▸ What is needed: Reproduce the data below word for word, leaving out the picture.

▸ Record set:
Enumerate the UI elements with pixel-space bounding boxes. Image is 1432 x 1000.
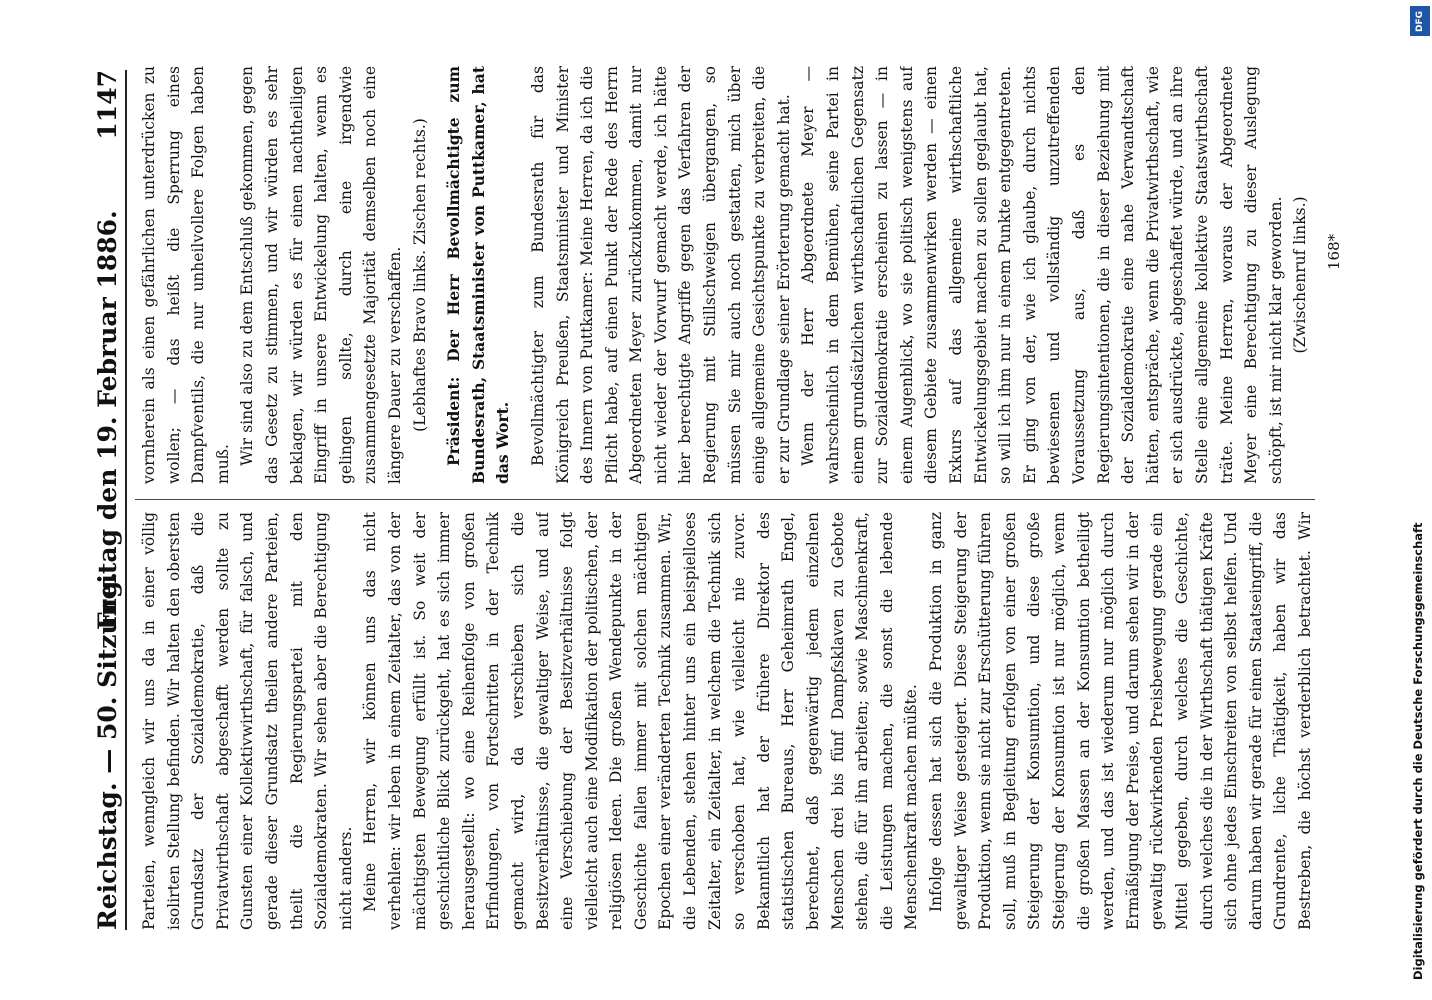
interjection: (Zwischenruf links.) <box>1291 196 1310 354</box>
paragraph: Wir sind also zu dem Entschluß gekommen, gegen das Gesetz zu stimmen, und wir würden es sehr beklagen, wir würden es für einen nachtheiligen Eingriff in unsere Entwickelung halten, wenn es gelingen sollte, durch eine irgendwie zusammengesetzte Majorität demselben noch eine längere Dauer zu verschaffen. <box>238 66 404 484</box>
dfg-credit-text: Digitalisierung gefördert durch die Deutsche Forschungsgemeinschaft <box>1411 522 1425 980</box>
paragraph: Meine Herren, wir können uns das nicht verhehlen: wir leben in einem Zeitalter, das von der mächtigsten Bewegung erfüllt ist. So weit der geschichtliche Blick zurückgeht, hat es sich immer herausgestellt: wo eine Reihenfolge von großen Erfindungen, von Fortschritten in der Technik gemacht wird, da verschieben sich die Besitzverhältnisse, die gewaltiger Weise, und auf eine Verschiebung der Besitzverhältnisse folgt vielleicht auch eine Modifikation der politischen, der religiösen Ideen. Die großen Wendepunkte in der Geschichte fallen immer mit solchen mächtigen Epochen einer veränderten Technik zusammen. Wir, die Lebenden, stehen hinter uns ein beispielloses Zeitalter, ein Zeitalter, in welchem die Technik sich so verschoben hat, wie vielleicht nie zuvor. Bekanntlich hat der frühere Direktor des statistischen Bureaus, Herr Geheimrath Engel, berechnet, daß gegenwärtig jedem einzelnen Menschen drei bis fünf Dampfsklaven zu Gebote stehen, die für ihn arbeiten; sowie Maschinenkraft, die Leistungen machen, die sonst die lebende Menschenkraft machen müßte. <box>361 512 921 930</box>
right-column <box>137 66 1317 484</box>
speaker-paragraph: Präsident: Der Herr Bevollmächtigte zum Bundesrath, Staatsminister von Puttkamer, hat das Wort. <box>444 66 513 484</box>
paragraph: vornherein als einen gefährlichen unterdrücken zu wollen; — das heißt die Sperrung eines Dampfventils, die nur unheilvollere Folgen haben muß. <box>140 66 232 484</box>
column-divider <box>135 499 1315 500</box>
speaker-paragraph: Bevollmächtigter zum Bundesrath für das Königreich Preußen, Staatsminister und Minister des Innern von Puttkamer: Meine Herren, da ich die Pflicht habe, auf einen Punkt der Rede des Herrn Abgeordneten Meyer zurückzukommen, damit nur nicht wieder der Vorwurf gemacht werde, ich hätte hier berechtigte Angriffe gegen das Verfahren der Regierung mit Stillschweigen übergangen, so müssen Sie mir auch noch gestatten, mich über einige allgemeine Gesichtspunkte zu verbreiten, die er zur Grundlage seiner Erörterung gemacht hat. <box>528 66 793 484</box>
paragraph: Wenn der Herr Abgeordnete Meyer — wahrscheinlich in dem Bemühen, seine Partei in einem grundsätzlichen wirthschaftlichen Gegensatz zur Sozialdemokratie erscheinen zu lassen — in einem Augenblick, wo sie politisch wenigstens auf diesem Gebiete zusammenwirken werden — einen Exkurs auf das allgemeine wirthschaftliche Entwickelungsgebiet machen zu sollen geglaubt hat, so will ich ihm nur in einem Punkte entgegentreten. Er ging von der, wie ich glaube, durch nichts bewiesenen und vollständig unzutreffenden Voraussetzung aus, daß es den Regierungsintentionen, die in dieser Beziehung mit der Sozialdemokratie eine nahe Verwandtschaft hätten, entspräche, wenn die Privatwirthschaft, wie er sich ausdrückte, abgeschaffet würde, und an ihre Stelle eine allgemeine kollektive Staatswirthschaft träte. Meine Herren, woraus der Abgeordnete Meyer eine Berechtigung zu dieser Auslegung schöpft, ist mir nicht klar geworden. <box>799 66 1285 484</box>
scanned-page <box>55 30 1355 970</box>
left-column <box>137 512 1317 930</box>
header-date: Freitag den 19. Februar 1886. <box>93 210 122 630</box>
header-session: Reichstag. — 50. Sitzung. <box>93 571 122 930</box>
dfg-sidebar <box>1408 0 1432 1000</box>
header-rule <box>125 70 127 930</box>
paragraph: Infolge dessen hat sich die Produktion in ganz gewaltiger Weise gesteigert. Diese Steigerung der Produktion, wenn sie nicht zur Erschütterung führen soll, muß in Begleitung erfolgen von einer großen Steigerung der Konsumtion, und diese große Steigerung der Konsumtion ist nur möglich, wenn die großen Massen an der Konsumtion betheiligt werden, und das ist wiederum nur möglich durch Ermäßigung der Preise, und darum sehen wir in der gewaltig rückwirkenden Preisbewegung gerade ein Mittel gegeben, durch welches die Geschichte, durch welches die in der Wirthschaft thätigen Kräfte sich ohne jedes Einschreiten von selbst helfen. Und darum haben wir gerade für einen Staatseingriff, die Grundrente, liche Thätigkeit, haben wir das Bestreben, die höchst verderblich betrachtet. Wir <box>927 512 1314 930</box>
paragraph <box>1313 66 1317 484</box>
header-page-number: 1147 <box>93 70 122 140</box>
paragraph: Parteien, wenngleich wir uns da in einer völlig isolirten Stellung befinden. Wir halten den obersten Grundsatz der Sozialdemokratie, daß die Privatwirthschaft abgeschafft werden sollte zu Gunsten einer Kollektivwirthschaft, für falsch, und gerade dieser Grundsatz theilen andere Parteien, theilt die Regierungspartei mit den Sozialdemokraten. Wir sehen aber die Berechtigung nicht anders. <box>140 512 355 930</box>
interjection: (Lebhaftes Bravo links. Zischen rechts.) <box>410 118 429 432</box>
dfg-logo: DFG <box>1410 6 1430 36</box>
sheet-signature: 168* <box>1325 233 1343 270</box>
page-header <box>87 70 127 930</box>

▸ Response to this exercise:
Enumerate the UI elements with pixel-space bounding boxes. Image is 1432 x 1000.
interjection: (Zwischenruf links.) <box>1291 196 1310 354</box>
paragraph: Wir sind also zu dem Entschluß gekommen, gegen das Gesetz zu stimmen, und wir würden es sehr beklagen, wir würden es für einen nachtheiligen Eingriff in unsere Entwickelung halten, wenn es gelingen sollte, durch eine irgendwie zusammengesetzte Majorität demselben noch eine längere Dauer zu verschaffen. <box>238 66 404 484</box>
dfg-credit-text: Digitalisierung gefördert durch die Deutsche Forschungsgemeinschaft <box>1411 522 1425 980</box>
paragraph: Meine Herren, wir können uns das nicht verhehlen: wir leben in einem Zeitalter, das von der mächtigsten Bewegung erfüllt ist. So weit der geschichtliche Blick zurückgeht, hat es sich immer herausgestellt: wo eine Reihenfolge von großen Erfindungen, von Fortschritten in der Technik gemacht wird, da verschieben sich die Besitzverhältnisse, die gewaltiger Weise, und auf eine Verschiebung der Besitzverhältnisse folgt vielleicht auch eine Modifikation der politischen, der religiösen Ideen. Die großen Wendepunkte in der Geschichte fallen immer mit solchen mächtigen Epochen einer veränderten Technik zusammen. Wir, die Lebenden, stehen hinter uns ein beispielloses Zeitalter, ein Zeitalter, in welchem die Technik sich so verschoben hat, wie vielleicht nie zuvor. Bekanntlich hat der frühere Direktor des statistischen Bureaus, Herr Geheimrath Engel, berechnet, daß gegenwärtig jedem einzelnen Menschen drei bis fünf Dampfsklaven zu Gebote stehen, die für ihn arbeiten; sowie Maschinenkraft, die Leistungen machen, die sonst die lebende Menschenkraft machen müßte. <box>361 512 921 930</box>
right-column <box>137 66 1317 484</box>
speaker-paragraph: Präsident: Der Herr Bevollmächtigte zum Bundesrath, Staatsminister von Puttkamer, hat das Wort. <box>444 66 513 484</box>
paragraph: vornherein als einen gefährlichen unterdrücken zu wollen; — das heißt die Sperrung eines Dampfventils, die nur unheilvollere Folgen haben muß. <box>140 66 232 484</box>
column-divider <box>135 499 1315 500</box>
speaker-paragraph: Bevollmächtigter zum Bundesrath für das Königreich Preußen, Staatsminister und Minister des Innern von Puttkamer: Meine Herren, da ich die Pflicht habe, auf einen Punkt der Rede des Herrn Abgeordneten Meyer zurückzukommen, damit nur nicht wieder der Vorwurf gemacht werde, ich hätte hier berechtigte Angriffe gegen das Verfahren der Regierung mit Stillschweigen übergangen, so müssen Sie mir auch noch gestatten, mich über einige allgemeine Gesichtspunkte zu verbreiten, die er zur Grundlage seiner Erörterung gemacht hat. <box>528 66 793 484</box>
paragraph: Wenn der Herr Abgeordnete Meyer — wahrscheinlich in dem Bemühen, seine Partei in einem grundsätzlichen wirthschaftlichen Gegensatz zur Sozialdemokratie erscheinen zu lassen — in einem Augenblick, wo sie politisch wenigstens auf diesem Gebiete zusammenwirken werden — einen Exkurs auf das allgemeine wirthschaftliche Entwickelungsgebiet machen zu sollen geglaubt hat, so will ich ihm nur in einem Punkte entgegentreten. Er ging von der, wie ich glaube, durch nichts bewiesenen und vollständig unzutreffenden Voraussetzung aus, daß es den Regierungsintentionen, die in dieser Beziehung mit der Sozialdemokratie eine nahe Verwandtschaft hätten, entspräche, wenn die Privatwirthschaft, wie er sich ausdrückte, abgeschaffet würde, und an ihre Stelle eine allgemeine kollektive Staatswirthschaft träte. Meine Herren, woraus der Abgeordnete Meyer eine Berechtigung zu dieser Auslegung schöpft, ist mir nicht klar geworden. <box>799 66 1285 484</box>
scanned-page <box>55 30 1355 970</box>
left-column <box>137 512 1317 930</box>
header-date: Freitag den 19. Februar 1886. <box>93 210 122 630</box>
header-session: Reichstag. — 50. Sitzung. <box>93 571 122 930</box>
dfg-sidebar <box>1408 0 1432 1000</box>
header-rule <box>125 70 127 930</box>
paragraph: Infolge dessen hat sich die Produktion in ganz gewaltiger Weise gesteigert. Diese Steigerung der Produktion, wenn sie nicht zur Erschütterung führen soll, muß in Begleitung erfolgen von einer großen Steigerung der Konsumtion, und diese große Steigerung der Konsumtion ist nur möglich, wenn die großen Massen an der Konsumtion betheiligt werden, und das ist wiederum nur möglich durch Ermäßigung der Preise, und darum sehen wir in der gewaltig rückwirkenden Preisbewegung gerade ein Mittel gegeben, durch welches die Geschichte, durch welches die in der Wirthschaft thätigen Kräfte sich ohne jedes Einschreiten von selbst helfen. Und darum haben wir gerade für einen Staatseingriff, die Grundrente, liche Thätigkeit, haben wir das Bestreben, die höchst verderblich betrachtet. Wir <box>927 512 1314 930</box>
paragraph <box>1313 66 1317 484</box>
header-page-number: 1147 <box>93 70 122 140</box>
paragraph: Parteien, wenngleich wir uns da in einer völlig isolirten Stellung befinden. Wir halten den obersten Grundsatz der Sozialdemokratie, daß die Privatwirthschaft abgeschafft werden sollte zu Gunsten einer Kollektivwirthschaft, für falsch, und gerade dieser Grundsatz theilen andere Parteien, theilt die Regierungspartei mit den Sozialdemokraten. Wir sehen aber die Berechtigung nicht anders. <box>140 512 355 930</box>
interjection: (Lebhaftes Bravo links. Zischen rechts.) <box>410 118 429 432</box>
dfg-logo: DFG <box>1410 6 1430 36</box>
sheet-signature: 168* <box>1325 233 1343 270</box>
page-header <box>87 70 127 930</box>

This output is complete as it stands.